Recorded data
----------------------------------------

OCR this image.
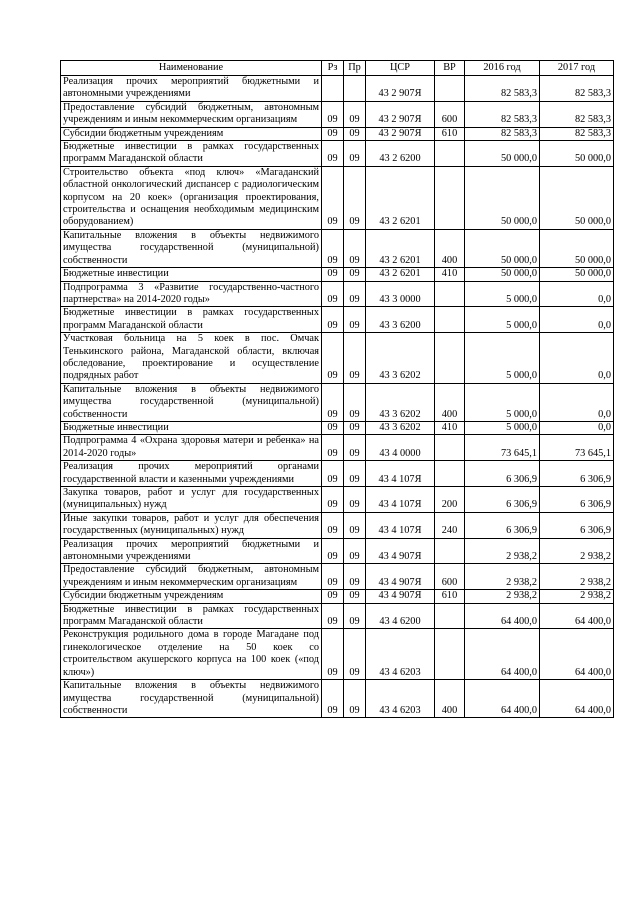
Наименование	Рз	Пр	ЦСР	ВР	2016 год	2017 год
Реализация прочих мероприятий бюджетными и автономными учреждениями			43 2 907Я		82 583,3	82 583,3
Предоставление субсидий бюджетным, автономным учреждениям и иным некоммерческим организациям	09	09	43 2 907Я	600	82 583,3	82 583,3
Субсидии бюджетным учреждениям	09	09	43 2 907Я	610	82 583,3	82 583,3
Бюджетные инвестиции в рамках государственных программ Магаданской области	09	09	43 2 6200		50 000,0	50 000,0
Строительство объекта «под ключ» «Магаданский областной онкологический диспансер с радиологическим корпусом на 20 коек» (организация проектирования, строительства и оснащения необходимым медицинским оборудованием)	09	09	43 2 6201		50 000,0	50 000,0
Капитальные вложения в объекты недвижимого имущества государственной (муниципальной) собственности	09	09	43 2 6201	400	50 000,0	50 000,0
Бюджетные инвестиции	09	09	43 2 6201	410	50 000,0	50 000,0
Подпрограмма 3 «Развитие государственно-частного партнерства» на 2014-2020 годы»	09	09	43 3 0000		5 000,0	0,0
Бюджетные инвестиции в рамках государственных программ Магаданской области	09	09	43 3 6200		5 000,0	0,0
Участковая больница на 5 коек в пос. Омчак Тенькинского района, Магаданской области, включая обследование, проектирование и осуществление подрядных работ	09	09	43 3 6202		5 000,0	0,0
Капитальные вложения в объекты недвижимого имущества государственной (муниципальной) собственности	09	09	43 3 6202	400	5 000,0	0,0
Бюджетные инвестиции	09	09	43 3 6202	410	5 000,0	0,0
Подпрограмма 4 «Охрана здоровья матери и ребенка» на 2014-2020 годы»	09	09	43 4 0000		73 645,1	73 645,1
Реализация прочих мероприятий органами государственной власти и казенными учреждениями	09	09	43 4 107Я		6 306,9	6 306,9
Закупка товаров, работ и услуг для государственных (муниципальных) нужд	09	09	43 4 107Я	200	6 306,9	6 306,9
Иные закупки товаров, работ и услуг для обеспечения государственных (муниципальных) нужд	09	09	43 4 107Я	240	6 306,9	6 306,9
Реализация прочих мероприятий бюджетными и автономными учреждениями	09	09	43 4 907Я		2 938,2	2 938,2
Предоставление субсидий бюджетным, автономным учреждениям и иным некоммерческим организациям	09	09	43 4 907Я	600	2 938,2	2 938,2
Субсидии бюджетным учреждениям	09	09	43 4 907Я	610	2 938,2	2 938,2
Бюджетные инвестиции в рамках государственных программ Магаданской области	09	09	43 4 6200		64 400,0	64 400,0
Реконструкция родильного дома в городе Магадане под гинекологическое отделение на 50 коек со строительством акушерского корпуса на 100 коек («под ключ»)	09	09	43 4 6203		64 400,0	64 400,0
Капитальные вложения в объекты недвижимого имущества государственной (муниципальной) собственности	09	09	43 4 6203	400	64 400,0	64 400,0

----------------------------------------

Exercise directions
Which lines hold the word "организациям"? Return all of them from the records above.

Exercise solution
Предоставление субсидий бюджетным, автономным учреждениям и иным некоммерческим организациям	09	09	43 2 907Я	600	82 583,3	82 583,3
Предоставление субсидий бюджетным, автономным учреждениям и иным некоммерческим организациям	09	09	43 4 907Я	600	2 938,2	2 938,2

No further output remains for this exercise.